The data:
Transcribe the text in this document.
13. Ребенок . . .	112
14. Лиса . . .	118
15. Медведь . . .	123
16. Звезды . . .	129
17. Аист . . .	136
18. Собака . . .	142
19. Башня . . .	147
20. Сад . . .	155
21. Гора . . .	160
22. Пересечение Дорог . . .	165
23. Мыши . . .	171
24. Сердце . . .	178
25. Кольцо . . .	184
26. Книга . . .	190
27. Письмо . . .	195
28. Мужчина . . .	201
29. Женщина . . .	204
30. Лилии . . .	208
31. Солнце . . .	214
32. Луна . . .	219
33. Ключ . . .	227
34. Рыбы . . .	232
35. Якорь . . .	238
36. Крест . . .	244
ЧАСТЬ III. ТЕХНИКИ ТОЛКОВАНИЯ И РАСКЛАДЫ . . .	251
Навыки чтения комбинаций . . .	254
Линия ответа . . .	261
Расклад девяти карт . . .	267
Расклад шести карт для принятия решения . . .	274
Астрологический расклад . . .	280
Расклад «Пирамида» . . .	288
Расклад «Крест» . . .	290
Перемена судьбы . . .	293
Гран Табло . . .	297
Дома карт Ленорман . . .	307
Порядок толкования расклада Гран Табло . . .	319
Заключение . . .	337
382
---
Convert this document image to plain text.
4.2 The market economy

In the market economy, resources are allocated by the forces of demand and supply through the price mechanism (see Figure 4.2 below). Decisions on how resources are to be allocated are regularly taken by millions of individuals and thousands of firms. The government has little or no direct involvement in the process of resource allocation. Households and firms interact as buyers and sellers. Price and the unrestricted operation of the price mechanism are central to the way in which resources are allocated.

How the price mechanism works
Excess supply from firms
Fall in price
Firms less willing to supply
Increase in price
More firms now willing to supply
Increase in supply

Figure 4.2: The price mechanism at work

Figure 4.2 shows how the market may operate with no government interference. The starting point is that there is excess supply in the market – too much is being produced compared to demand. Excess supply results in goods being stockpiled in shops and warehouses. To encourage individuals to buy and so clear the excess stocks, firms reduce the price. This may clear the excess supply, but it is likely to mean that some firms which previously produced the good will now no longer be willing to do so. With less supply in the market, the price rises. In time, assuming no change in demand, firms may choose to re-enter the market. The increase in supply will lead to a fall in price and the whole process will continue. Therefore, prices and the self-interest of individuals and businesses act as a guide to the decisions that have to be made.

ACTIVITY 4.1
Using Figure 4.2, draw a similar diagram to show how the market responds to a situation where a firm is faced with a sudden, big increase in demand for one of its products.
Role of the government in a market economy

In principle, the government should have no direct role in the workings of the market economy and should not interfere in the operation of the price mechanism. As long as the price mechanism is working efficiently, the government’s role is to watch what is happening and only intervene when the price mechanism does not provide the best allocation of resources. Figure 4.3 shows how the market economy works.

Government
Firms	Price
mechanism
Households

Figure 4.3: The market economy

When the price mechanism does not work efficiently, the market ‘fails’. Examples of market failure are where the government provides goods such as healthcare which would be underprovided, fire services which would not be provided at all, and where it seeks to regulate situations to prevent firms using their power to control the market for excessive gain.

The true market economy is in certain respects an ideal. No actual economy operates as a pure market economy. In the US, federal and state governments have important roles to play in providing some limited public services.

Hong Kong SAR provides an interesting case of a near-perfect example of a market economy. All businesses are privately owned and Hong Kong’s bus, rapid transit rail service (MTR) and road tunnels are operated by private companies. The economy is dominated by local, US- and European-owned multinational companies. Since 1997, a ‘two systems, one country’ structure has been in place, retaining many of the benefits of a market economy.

Exercise task: Search the data for the word "text" and copy each line where it appears.

Full output:
Transcribe the text in this document.
Convert this document image to plain text.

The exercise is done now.